> Task prompt
Take the data that follows and retype it word for word.
━━━━
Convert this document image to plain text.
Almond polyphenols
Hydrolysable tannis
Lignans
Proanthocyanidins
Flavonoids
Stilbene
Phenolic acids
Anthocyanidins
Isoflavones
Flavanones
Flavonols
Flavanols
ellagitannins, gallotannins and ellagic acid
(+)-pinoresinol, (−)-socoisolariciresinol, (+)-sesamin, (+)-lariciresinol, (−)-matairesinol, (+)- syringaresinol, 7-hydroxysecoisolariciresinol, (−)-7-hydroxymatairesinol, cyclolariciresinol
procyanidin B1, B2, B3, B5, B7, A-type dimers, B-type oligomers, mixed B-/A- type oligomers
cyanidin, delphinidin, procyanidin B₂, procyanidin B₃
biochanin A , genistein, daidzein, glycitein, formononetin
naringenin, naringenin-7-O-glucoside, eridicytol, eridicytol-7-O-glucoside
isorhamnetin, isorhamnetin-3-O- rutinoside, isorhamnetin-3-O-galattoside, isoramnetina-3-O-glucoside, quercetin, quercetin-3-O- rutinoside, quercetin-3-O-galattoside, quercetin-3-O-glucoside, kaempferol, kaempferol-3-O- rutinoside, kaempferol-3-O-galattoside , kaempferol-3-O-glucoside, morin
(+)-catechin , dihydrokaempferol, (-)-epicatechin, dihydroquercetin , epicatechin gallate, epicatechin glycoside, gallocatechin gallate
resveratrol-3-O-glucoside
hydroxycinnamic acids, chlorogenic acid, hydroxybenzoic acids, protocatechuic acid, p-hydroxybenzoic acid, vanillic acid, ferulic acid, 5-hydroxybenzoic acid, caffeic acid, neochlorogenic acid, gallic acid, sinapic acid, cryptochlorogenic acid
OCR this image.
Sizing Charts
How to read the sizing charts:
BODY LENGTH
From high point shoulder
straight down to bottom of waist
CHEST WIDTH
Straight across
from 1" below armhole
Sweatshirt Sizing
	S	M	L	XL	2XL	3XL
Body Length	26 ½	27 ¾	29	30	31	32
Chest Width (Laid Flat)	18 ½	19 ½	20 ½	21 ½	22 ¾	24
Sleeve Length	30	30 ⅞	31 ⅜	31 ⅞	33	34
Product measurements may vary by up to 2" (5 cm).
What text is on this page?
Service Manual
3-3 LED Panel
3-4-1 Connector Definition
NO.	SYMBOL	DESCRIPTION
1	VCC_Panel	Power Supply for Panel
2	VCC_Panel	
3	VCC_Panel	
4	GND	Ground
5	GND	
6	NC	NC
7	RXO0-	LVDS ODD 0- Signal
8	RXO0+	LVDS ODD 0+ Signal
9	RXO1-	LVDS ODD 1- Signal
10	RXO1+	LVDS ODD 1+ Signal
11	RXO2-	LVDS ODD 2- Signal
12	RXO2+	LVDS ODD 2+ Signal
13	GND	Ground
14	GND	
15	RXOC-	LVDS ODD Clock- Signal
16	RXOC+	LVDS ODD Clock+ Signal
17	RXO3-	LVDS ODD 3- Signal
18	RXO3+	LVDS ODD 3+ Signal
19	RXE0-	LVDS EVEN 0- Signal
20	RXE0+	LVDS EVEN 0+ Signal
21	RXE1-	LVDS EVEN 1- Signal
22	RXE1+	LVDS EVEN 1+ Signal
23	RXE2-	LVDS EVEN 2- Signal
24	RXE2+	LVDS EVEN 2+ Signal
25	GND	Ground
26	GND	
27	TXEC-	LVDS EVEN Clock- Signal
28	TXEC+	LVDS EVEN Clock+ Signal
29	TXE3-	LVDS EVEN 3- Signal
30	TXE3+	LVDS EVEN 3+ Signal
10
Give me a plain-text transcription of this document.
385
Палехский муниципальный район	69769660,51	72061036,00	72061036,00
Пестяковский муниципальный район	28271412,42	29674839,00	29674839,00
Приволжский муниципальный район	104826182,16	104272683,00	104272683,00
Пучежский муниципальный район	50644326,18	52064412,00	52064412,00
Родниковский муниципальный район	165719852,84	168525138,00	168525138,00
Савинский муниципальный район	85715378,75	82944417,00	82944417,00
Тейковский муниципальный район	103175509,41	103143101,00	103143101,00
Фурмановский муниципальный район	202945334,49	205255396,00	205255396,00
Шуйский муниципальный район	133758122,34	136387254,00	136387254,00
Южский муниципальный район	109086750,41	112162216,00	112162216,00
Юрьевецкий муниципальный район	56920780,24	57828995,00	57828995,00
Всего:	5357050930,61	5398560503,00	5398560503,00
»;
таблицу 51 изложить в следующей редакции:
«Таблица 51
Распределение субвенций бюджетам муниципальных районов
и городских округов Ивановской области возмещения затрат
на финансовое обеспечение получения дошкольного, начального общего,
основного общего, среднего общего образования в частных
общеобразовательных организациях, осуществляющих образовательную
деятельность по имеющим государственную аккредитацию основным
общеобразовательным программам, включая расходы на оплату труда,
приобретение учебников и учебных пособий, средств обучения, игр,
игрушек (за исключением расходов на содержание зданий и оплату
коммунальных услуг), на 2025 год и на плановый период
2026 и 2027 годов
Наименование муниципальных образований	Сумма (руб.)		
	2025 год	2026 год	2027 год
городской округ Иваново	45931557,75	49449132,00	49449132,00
━━━━
> Exercise answer
Convert this document image to plain text.
Almond polyphenols
Hydrolysable tannis
Lignans
Proanthocyanidins
Flavonoids
Stilbene
Phenolic acids
Anthocyanidins
Isoflavones
Flavanones
Flavonols
Flavanols
ellagitannins, gallotannins and ellagic acid
(+)-pinoresinol, (−)-socoisolariciresinol, (+)-sesamin, (+)-lariciresinol, (−)-matairesinol, (+)- syringaresinol, 7-hydroxysecoisolariciresinol, (−)-7-hydroxymatairesinol, cyclolariciresinol
procyanidin B1, B2, B3, B5, B7, A-type dimers, B-type oligomers, mixed B-/A- type oligomers
cyanidin, delphinidin, procyanidin B₂, procyanidin B₃
biochanin A , genistein, daidzein, glycitein, formononetin
naringenin, naringenin-7-O-glucoside, eridicytol, eridicytol-7-O-glucoside
isorhamnetin, isorhamnetin-3-O- rutinoside, isorhamnetin-3-O-galattoside, isoramnetina-3-O-glucoside, quercetin, quercetin-3-O- rutinoside, quercetin-3-O-galattoside, quercetin-3-O-glucoside, kaempferol, kaempferol-3-O- rutinoside, kaempferol-3-O-galattoside , kaempferol-3-O-glucoside, morin
(+)-catechin , dihydrokaempferol, (-)-epicatechin, dihydroquercetin , epicatechin gallate, epicatechin glycoside, gallocatechin gallate
resveratrol-3-O-glucoside
hydroxycinnamic acids, chlorogenic acid, hydroxybenzoic acids, protocatechuic acid, p-hydroxybenzoic acid, vanillic acid, ferulic acid, 5-hydroxybenzoic acid, caffeic acid, neochlorogenic acid, gallic acid, sinapic acid, cryptochlorogenic acid
OCR this image.
Sizing Charts
How to read the sizing charts:
BODY LENGTH
From high point shoulder
straight down to bottom of waist
CHEST WIDTH
Straight across
from 1" below armhole
Sweatshirt Sizing
	S	M	L	XL	2XL	3XL
Body Length	26 ½	27 ¾	29	30	31	32
Chest Width (Laid Flat)	18 ½	19 ½	20 ½	21 ½	22 ¾	24
Sleeve Length	30	30 ⅞	31 ⅜	31 ⅞	33	34
Product measurements may vary by up to 2" (5 cm).
What text is on this page?
Service Manual
3-3 LED Panel
3-4-1 Connector Definition
NO.	SYMBOL	DESCRIPTION
1	VCC_Panel	Power Supply for Panel
2	VCC_Panel	
3	VCC_Panel	
4	GND	Ground
5	GND	
6	NC	NC
7	RXO0-	LVDS ODD 0- Signal
8	RXO0+	LVDS ODD 0+ Signal
9	RXO1-	LVDS ODD 1- Signal
10	RXO1+	LVDS ODD 1+ Signal
11	RXO2-	LVDS ODD 2- Signal
12	RXO2+	LVDS ODD 2+ Signal
13	GND	Ground
14	GND	
15	RXOC-	LVDS ODD Clock- Signal
16	RXOC+	LVDS ODD Clock+ Signal
17	RXO3-	LVDS ODD 3- Signal
18	RXO3+	LVDS ODD 3+ Signal
19	RXE0-	LVDS EVEN 0- Signal
20	RXE0+	LVDS EVEN 0+ Signal
21	RXE1-	LVDS EVEN 1- Signal
22	RXE1+	LVDS EVEN 1+ Signal
23	RXE2-	LVDS EVEN 2- Signal
24	RXE2+	LVDS EVEN 2+ Signal
25	GND	Ground
26	GND	
27	TXEC-	LVDS EVEN Clock- Signal
28	TXEC+	LVDS EVEN Clock+ Signal
29	TXE3-	LVDS EVEN 3- Signal
30	TXE3+	LVDS EVEN 3+ Signal
10
Give me a plain-text transcription of this document.
385
Палехский муниципальный район	69769660,51	72061036,00	72061036,00
Пестяковский муниципальный район	28271412,42	29674839,00	29674839,00
Приволжский муниципальный район	104826182,16	104272683,00	104272683,00
Пучежский муниципальный район	50644326,18	52064412,00	52064412,00
Родниковский муниципальный район	165719852,84	168525138,00	168525138,00
Савинский муниципальный район	85715378,75	82944417,00	82944417,00
Тейковский муниципальный район	103175509,41	103143101,00	103143101,00
Фурмановский муниципальный район	202945334,49	205255396,00	205255396,00
Шуйский муниципальный район	133758122,34	136387254,00	136387254,00
Южский муниципальный район	109086750,41	112162216,00	112162216,00
Юрьевецкий муниципальный район	56920780,24	57828995,00	57828995,00
Всего:	5357050930,61	5398560503,00	5398560503,00
»;
таблицу 51 изложить в следующей редакции:
«Таблица 51
Распределение субвенций бюджетам муниципальных районов
и городских округов Ивановской области возмещения затрат
на финансовое обеспечение получения дошкольного, начального общего,
основного общего, среднего общего образования в частных
общеобразовательных организациях, осуществляющих образовательную
деятельность по имеющим государственную аккредитацию основным
общеобразовательным программам, включая расходы на оплату труда,
приобретение учебников и учебных пособий, средств обучения, игр,
игрушек (за исключением расходов на содержание зданий и оплату
коммунальных услуг), на 2025 год и на плановый период
2026 и 2027 годов
Наименование муниципальных образований	Сумма (руб.)		
	2025 год	2026 год	2027 год
городской округ Иваново	45931557,75	49449132,00	49449132,00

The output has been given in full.